**ИСХОДНЫЙ ТЕКСТ**
Сегодня Трофима Денисовича Лысенко нередко представляют выдвиженцем Партии коммунистов и проводником чисто большевистских установок в науке. Также часто говорят о трагической роли, которую Лысенко сыграл в судьбе другого выходца из крестьянских кругов — академика Николая Ивановича Вавилова, тоже агронома по образованию, не защищавшего ни кандидатской, ни докторской диссертаций, но, в отличие от Лысенко, славившегося своей образованностью, плодотворно трудившегося в науке, а не около нее.
// elementy.ru
С 1930 года начинает хвалить Лысенко и лично Вавилов. Он поддержал идею яровизации как новаторскую. Влиятельный французский ученый и администратор Эдмон Рабатэ — генеральный инспектор Французского правительства по сельскому хозяйству и директор Национального агрономического института Франции — обратился 7 февраля 1930 года к Вавилову с просьбой порекомендовать ему литературу по очень специальному вопросу: о развитии первого листа злакового растения (колеоптиле). Колеоптиле окружает проросток растения, образуя вокруг проростка трубку, защищающую его от повреждений и вредных влияний. Вавилов быстро ответил во Францию письмом, датированным 10 марта того же года, и рекомендовал коллеге познакомиться ни с чем иным, как с работой Лысенко по действию низких температур на проростки пшеницы. Остается только удивляться тому, какую несуществующую связь между биологией колеоптиле и холодовым проращиванием мог усмотреть академик Вавилов.
20 февраля 1931 года Лысенко был приглашен выступить с докладом на Президиуме ВАСХНИЛ, и руководители академии и прежде всего ее президент Вавилов причислили Лысенко к рангу выдающихся исследователей и объявили, что яровизация уже «себя оправдала». В решении, подписанном президентом ВАСХНИЛ Вавиловым, говорилось, что ряду институтов предписано помогать работе Лысенко и что «автору метода... выдано материальное вознаграждение».
Вавилову не стоило труда (вернее говоря, это была его прямая обязанность) разобраться в том, что за опыты осуществил Лысенко (как было ясно и тогда, их просто не существовало!). Подобный перекос в оценках не был бы столь пагубным, если бы восторг не выплеснулся за стены кабинета президента ВАСХНИЛ. Однако через день в центральной газете снова под кричащими шапками был напечатан отчет о заседании и приведена резолюция Президиума ВАСХНИЛ.
Уже в 1932 году Лысенко стал настаивать, чтобы яровизировали не только пшеницу, но и другие культуры, с которыми пока еще не успели провести никакого исследования, — картофель, кукурузу, просо, траву суданку, сорго, сою, в 1933 году — хлопчатник, а затем и плодовые деревья и даже виноград. Жонглирование предложениями становится самой характерной чертой лысенковской тактики.

**ЧТО СДЕЛАТЬ**
a – Какого числа Лысенко выступил с докладом на Президиуме ВАСХНИЛ согласно тексту о Лысенко и Вавилове?
b – Верните без изменений фрагмент текста о Лысенко и Вавилове от слов «Сегодня Трофима Денисовича» до слов «не около нее.».

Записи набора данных

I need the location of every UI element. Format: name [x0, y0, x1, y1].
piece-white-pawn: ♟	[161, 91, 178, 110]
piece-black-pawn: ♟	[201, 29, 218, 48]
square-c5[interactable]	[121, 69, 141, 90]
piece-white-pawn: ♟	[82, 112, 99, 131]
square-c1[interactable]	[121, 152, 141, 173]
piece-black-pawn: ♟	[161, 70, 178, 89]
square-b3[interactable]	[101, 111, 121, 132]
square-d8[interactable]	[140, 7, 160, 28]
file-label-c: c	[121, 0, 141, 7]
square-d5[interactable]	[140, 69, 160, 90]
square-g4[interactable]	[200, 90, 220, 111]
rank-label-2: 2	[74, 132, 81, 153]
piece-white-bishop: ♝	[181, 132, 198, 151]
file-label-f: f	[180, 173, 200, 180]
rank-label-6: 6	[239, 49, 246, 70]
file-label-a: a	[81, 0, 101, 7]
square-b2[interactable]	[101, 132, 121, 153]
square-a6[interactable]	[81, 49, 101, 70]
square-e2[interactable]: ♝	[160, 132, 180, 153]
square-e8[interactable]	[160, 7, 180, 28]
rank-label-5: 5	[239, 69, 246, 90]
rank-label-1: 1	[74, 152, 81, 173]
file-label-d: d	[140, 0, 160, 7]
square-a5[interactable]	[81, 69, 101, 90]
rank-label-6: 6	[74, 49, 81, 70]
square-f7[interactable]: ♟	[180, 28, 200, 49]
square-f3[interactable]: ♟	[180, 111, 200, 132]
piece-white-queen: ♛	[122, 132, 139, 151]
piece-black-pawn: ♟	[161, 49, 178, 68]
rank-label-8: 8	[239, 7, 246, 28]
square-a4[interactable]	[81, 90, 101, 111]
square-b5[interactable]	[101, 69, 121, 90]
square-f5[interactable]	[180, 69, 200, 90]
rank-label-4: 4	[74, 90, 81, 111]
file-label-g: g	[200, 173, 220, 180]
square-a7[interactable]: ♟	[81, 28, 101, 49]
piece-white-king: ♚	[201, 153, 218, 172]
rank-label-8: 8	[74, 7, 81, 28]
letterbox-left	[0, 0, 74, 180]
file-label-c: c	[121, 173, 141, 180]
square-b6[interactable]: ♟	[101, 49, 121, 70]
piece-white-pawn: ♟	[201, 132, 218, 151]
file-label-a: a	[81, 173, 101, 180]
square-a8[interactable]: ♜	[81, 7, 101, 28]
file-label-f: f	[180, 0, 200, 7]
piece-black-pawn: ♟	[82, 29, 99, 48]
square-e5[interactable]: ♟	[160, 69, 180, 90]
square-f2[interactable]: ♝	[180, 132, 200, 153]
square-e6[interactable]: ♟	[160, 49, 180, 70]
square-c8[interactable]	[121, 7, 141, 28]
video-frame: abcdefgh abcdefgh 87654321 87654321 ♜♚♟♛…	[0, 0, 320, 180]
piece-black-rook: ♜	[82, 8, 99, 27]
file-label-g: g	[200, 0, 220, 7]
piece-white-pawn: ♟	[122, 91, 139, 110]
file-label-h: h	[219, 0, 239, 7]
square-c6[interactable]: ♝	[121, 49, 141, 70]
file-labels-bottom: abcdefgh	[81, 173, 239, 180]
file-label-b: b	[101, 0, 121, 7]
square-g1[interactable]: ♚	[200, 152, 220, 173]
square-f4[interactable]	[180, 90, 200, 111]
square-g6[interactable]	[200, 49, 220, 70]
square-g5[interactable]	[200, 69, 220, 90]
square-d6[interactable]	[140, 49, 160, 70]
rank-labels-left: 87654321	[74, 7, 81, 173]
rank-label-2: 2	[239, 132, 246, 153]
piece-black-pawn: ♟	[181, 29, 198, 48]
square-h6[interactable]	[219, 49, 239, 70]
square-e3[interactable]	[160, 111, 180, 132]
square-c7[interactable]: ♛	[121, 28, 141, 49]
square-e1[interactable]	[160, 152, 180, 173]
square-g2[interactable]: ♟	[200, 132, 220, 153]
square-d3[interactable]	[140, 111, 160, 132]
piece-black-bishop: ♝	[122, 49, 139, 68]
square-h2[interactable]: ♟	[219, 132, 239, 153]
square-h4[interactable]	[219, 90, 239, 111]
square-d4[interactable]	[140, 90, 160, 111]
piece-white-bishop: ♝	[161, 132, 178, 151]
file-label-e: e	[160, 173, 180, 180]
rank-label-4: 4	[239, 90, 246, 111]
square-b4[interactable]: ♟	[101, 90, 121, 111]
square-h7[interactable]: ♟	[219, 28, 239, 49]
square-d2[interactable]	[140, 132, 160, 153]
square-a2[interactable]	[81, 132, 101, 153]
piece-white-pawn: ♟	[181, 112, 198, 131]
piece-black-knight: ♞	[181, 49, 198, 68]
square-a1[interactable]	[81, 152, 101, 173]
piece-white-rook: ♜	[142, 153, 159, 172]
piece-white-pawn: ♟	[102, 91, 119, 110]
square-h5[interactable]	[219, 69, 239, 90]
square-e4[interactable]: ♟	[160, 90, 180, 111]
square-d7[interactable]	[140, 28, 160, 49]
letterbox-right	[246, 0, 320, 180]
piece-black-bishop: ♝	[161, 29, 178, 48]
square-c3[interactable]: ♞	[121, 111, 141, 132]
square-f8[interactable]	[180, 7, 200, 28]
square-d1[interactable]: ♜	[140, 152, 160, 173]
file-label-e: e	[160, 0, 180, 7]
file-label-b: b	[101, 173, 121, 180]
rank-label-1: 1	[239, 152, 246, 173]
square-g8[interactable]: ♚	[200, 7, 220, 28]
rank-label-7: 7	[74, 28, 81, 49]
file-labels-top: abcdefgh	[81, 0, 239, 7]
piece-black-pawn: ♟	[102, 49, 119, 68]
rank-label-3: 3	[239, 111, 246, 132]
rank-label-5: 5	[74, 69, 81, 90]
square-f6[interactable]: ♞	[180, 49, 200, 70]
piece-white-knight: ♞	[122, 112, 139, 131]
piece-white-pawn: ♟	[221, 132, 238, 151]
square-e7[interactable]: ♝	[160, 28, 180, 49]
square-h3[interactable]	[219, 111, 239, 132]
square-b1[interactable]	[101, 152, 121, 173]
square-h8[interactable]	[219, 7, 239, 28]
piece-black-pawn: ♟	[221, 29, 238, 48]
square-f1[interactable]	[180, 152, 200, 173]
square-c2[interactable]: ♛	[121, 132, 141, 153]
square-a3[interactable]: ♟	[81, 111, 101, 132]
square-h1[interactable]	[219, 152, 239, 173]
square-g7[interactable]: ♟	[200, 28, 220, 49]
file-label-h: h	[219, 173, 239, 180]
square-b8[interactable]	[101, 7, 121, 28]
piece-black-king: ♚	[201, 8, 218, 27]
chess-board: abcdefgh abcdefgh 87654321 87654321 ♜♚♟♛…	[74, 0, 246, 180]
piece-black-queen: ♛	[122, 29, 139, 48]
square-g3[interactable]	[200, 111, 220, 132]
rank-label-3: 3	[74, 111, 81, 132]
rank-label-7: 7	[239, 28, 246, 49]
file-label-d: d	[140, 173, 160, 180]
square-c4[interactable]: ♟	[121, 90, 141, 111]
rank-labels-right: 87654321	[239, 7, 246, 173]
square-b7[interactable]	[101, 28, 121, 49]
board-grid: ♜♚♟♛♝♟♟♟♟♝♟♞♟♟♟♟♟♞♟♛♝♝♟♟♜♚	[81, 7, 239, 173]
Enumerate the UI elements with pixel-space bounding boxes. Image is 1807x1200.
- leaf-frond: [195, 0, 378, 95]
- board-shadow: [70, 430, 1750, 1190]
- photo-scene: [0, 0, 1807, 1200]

**ОТВЕТЫ К ЗАДАНИЯМ**
a – 20 февраля 1931 года.

b –
Сегодня Трофима Денисовича Лысенко нередко представляют выдвиженцем Партии коммунистов и проводником чисто большевистских установок в науке. Также часто говорят о трагической роли, которую Лысенко сыграл в судьбе другого выходца из крестьянских кругов — академика Николая Ивановича Вавилова, тоже агронома по образованию, не защищавшего ни кандидатской, ни докторской диссертаций, но, в отличие от Лысенко, славившегося своей образованностью, плодотворно трудившегося в науке, а не около нее.